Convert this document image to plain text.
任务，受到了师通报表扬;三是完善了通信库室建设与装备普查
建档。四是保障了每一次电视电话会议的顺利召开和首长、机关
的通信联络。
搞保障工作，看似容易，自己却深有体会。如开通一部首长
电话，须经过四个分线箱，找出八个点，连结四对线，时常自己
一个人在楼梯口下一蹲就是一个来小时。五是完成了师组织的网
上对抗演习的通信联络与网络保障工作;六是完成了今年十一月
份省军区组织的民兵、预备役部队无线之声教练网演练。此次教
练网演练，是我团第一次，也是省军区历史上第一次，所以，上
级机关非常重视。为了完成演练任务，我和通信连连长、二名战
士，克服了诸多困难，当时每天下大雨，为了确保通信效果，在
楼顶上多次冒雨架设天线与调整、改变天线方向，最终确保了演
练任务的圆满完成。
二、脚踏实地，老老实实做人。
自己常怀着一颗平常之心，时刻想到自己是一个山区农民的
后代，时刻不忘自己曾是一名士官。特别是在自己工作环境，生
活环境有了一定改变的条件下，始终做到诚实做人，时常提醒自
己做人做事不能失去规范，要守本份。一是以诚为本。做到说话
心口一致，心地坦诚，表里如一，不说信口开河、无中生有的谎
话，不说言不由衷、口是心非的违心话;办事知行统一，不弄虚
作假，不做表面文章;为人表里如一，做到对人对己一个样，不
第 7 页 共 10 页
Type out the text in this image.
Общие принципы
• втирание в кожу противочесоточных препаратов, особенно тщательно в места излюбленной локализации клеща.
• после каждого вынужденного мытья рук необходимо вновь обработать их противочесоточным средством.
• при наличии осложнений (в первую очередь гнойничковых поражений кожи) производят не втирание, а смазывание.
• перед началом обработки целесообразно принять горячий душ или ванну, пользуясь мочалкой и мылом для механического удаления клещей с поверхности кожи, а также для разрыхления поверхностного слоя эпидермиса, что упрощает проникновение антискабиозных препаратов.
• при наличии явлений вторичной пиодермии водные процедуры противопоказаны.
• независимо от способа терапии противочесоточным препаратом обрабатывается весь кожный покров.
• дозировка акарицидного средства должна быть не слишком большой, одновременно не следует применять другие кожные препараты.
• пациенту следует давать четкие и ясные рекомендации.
○ ○ ○ ○ ○ ○ ○
Task prompt: Filter the listing above for the string "this" and copy every matching line.

Exercise result:
Convert this document image to plain text.
Type out the text in this image.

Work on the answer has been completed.